**Source material:**
·····

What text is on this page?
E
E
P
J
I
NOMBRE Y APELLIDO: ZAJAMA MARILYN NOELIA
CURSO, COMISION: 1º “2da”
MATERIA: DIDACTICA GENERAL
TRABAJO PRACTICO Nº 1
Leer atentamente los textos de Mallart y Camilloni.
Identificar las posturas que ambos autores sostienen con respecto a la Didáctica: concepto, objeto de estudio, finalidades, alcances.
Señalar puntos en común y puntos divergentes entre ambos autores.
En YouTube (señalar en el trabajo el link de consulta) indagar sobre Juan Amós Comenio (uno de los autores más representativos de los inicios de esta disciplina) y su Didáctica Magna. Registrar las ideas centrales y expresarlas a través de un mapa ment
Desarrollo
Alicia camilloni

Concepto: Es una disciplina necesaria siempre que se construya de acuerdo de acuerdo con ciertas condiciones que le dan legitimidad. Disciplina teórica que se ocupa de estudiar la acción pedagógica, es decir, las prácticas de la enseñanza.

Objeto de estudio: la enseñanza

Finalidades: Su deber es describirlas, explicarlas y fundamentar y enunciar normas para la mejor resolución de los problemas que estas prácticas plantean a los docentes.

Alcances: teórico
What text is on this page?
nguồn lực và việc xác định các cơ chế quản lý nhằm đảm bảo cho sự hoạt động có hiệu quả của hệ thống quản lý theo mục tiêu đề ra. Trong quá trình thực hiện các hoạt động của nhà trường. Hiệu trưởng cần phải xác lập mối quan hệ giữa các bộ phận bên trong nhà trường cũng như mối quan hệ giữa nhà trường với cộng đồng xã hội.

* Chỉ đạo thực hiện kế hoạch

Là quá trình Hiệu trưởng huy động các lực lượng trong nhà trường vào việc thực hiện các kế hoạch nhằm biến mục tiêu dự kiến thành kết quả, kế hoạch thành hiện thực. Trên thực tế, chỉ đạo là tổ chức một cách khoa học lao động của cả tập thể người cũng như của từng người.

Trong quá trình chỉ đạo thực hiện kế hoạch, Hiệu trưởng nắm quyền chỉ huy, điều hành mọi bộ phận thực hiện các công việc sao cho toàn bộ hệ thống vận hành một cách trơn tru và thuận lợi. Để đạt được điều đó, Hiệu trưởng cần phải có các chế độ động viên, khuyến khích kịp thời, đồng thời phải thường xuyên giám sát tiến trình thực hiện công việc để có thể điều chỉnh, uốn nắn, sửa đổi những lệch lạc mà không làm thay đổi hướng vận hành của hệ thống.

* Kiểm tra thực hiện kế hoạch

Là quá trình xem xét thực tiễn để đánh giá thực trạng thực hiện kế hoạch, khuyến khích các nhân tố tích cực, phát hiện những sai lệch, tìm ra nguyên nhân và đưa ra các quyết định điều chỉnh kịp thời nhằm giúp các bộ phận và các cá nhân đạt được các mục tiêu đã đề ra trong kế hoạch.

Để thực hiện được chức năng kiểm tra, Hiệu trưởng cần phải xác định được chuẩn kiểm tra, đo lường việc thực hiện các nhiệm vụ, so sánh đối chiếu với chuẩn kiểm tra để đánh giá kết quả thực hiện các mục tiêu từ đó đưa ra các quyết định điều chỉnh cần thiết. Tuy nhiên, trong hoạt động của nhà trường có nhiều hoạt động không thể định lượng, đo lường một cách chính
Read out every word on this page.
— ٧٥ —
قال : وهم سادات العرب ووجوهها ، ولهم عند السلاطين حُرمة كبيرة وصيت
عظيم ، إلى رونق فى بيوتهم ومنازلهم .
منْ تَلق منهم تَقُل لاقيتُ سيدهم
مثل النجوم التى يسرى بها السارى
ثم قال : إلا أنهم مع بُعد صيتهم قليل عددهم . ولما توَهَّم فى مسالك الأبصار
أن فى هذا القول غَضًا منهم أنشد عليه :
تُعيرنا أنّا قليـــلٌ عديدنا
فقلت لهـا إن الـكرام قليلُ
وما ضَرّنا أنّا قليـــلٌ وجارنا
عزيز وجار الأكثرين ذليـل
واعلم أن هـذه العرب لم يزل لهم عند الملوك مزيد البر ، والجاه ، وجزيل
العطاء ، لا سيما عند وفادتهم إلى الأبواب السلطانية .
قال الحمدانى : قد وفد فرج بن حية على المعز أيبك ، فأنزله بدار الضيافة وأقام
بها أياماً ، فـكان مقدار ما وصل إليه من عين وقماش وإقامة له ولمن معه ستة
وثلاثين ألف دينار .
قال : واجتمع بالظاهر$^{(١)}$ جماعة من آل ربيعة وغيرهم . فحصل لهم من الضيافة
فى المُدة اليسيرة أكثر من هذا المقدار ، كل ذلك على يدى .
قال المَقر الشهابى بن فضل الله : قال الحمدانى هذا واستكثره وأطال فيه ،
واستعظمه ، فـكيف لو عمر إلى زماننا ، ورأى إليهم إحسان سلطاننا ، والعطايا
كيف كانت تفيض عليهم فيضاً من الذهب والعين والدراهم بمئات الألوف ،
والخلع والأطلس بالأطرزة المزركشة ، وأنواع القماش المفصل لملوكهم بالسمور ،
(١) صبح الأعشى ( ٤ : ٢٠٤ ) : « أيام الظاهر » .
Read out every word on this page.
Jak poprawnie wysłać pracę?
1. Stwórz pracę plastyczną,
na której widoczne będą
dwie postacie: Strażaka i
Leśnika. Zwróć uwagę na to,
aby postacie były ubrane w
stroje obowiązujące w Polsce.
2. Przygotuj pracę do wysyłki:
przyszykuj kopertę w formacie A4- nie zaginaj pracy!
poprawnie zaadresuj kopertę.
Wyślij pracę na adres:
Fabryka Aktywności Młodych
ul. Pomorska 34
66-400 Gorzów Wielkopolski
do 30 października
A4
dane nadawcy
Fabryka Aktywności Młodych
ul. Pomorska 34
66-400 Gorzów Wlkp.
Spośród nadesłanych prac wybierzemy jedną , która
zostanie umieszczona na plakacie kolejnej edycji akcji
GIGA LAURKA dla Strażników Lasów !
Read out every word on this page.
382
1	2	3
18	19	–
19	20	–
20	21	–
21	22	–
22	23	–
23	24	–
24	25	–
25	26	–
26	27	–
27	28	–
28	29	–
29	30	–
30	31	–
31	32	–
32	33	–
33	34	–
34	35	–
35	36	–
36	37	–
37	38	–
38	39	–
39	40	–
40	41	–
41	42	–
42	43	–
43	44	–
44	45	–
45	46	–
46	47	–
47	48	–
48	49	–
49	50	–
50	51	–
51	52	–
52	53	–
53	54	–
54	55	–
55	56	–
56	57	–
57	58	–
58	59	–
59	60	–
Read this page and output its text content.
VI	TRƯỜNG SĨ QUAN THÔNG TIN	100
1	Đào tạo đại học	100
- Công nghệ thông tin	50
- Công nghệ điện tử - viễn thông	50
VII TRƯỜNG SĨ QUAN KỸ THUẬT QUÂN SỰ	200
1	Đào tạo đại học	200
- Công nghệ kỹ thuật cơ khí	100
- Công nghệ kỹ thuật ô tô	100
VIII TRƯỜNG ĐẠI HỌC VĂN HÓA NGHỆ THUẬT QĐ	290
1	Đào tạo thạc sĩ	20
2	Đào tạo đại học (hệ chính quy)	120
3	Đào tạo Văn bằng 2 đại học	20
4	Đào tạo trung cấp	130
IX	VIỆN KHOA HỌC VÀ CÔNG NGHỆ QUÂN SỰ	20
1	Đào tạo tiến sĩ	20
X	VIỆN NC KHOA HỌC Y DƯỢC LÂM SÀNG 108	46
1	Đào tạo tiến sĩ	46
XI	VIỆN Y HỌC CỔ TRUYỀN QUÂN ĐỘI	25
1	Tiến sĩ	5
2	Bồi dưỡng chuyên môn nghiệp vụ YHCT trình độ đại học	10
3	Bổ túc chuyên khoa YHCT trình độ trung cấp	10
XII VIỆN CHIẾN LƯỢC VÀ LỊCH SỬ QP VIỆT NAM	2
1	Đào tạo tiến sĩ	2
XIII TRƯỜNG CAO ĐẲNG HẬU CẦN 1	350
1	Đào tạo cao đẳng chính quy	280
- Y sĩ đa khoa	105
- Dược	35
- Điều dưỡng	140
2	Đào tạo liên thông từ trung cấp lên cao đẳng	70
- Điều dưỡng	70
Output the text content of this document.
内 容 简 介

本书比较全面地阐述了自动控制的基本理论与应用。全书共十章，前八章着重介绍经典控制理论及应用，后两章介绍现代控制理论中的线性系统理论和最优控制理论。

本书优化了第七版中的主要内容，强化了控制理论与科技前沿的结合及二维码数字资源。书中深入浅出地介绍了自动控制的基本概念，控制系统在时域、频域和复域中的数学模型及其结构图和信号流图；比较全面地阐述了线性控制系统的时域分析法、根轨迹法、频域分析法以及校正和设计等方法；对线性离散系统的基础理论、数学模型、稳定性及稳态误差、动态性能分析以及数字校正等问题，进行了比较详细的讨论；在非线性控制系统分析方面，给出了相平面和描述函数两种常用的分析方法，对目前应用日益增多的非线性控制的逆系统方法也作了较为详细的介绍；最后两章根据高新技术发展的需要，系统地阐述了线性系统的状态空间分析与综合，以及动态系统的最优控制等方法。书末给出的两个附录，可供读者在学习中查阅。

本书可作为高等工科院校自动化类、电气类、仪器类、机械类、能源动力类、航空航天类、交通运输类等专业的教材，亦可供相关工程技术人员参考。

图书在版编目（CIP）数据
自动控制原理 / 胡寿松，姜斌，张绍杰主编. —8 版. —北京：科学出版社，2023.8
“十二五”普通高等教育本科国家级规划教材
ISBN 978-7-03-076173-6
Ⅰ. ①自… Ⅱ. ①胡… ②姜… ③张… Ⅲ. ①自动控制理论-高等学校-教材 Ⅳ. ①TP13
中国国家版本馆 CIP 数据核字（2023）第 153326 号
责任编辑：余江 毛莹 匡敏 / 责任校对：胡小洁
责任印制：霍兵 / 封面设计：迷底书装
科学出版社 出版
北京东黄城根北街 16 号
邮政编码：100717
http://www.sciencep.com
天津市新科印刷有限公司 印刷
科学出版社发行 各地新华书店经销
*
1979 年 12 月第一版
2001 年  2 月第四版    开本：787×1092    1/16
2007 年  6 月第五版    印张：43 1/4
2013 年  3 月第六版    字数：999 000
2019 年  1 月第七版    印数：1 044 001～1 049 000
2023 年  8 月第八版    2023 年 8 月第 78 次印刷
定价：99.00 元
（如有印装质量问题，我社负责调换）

·····

**Work to be completed:** Every line holding "đồng" should be copied out.

**Completed exercise:**
nguồn lực và việc xác định các cơ chế quản lý nhằm đảm bảo cho sự hoạt động có hiệu quả của hệ thống quản lý theo mục tiêu đề ra. Trong quá trình thực hiện các hoạt động của nhà trường. Hiệu trưởng cần phải xác lập mối quan hệ giữa các bộ phận bên trong nhà trường cũng như mối quan hệ giữa nhà trường với cộng đồng xã hội.
Trong quá trình chỉ đạo thực hiện kế hoạch, Hiệu trưởng nắm quyền chỉ huy, điều hành mọi bộ phận thực hiện các công việc sao cho toàn bộ hệ thống vận hành một cách trơn tru và thuận lợi. Để đạt được điều đó, Hiệu trưởng cần phải có các chế độ động viên, khuyến khích kịp thời, đồng thời phải thường xuyên giám sát tiến trình thực hiện công việc để có thể điều chỉnh, uốn nắn, sửa đổi những lệch lạc mà không làm thay đổi hướng vận hành của hệ thống.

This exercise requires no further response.